§ **EXERCISE GOAL**:
Retype all of the data. Every line must match exactly.

Collection entries:

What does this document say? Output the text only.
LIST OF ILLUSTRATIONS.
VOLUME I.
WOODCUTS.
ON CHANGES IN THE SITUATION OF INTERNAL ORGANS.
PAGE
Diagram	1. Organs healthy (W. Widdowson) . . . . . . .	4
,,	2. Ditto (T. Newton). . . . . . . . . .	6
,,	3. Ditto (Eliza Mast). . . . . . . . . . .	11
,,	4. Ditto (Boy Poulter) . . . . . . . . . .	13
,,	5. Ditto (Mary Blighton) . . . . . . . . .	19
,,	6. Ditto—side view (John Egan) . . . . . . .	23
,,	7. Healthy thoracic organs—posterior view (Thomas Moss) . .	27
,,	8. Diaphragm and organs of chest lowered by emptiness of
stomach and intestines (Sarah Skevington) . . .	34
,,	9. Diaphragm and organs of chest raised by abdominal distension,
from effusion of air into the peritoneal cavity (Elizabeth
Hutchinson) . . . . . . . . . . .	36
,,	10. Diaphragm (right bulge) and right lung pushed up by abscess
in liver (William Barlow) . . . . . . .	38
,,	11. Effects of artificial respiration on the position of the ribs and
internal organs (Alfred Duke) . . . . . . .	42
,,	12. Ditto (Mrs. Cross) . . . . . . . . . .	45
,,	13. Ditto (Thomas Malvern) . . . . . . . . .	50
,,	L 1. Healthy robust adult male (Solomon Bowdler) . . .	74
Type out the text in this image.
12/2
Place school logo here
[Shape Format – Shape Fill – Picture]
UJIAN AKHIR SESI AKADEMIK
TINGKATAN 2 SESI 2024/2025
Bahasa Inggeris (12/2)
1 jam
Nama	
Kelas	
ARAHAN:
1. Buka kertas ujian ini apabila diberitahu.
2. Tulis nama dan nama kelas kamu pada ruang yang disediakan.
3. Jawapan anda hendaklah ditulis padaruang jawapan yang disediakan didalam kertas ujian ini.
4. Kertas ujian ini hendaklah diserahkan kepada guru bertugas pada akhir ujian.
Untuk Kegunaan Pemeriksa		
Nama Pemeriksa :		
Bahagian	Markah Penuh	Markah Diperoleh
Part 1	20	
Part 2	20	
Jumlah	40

§ **FINISHED EXERCISE**:
What does this document say? Output the text only.
LIST OF ILLUSTRATIONS.
VOLUME I.
WOODCUTS.
ON CHANGES IN THE SITUATION OF INTERNAL ORGANS.
PAGE
Diagram	1. Organs healthy (W. Widdowson) . . . . . . .	4
,,	2. Ditto (T. Newton). . . . . . . . . .	6
,,	3. Ditto (Eliza Mast). . . . . . . . . . .	11
,,	4. Ditto (Boy Poulter) . . . . . . . . . .	13
,,	5. Ditto (Mary Blighton) . . . . . . . . .	19
,,	6. Ditto—side view (John Egan) . . . . . . .	23
,,	7. Healthy thoracic organs—posterior view (Thomas Moss) . .	27
,,	8. Diaphragm and organs of chest lowered by emptiness of
stomach and intestines (Sarah Skevington) . . .	34
,,	9. Diaphragm and organs of chest raised by abdominal distension,
from effusion of air into the peritoneal cavity (Elizabeth
Hutchinson) . . . . . . . . . . .	36
,,	10. Diaphragm (right bulge) and right lung pushed up by abscess
in liver (William Barlow) . . . . . . .	38
,,	11. Effects of artificial respiration on the position of the ribs and
internal organs (Alfred Duke) . . . . . . .	42
,,	12. Ditto (Mrs. Cross) . . . . . . . . . .	45
,,	13. Ditto (Thomas Malvern) . . . . . . . . .	50
,,	L 1. Healthy robust adult male (Solomon Bowdler) . . .	74
Type out the text in this image.
12/2
Place school logo here
[Shape Format – Shape Fill – Picture]
UJIAN AKHIR SESI AKADEMIK
TINGKATAN 2 SESI 2024/2025
Bahasa Inggeris (12/2)
1 jam
Nama	
Kelas	
ARAHAN:
1. Buka kertas ujian ini apabila diberitahu.
2. Tulis nama dan nama kelas kamu pada ruang yang disediakan.
3. Jawapan anda hendaklah ditulis padaruang jawapan yang disediakan didalam kertas ujian ini.
4. Kertas ujian ini hendaklah diserahkan kepada guru bertugas pada akhir ujian.
Untuk Kegunaan Pemeriksa		
Nama Pemeriksa :		
Bahagian	Markah Penuh	Markah Diperoleh
Part 1	20	
Part 2	20	
Jumlah	40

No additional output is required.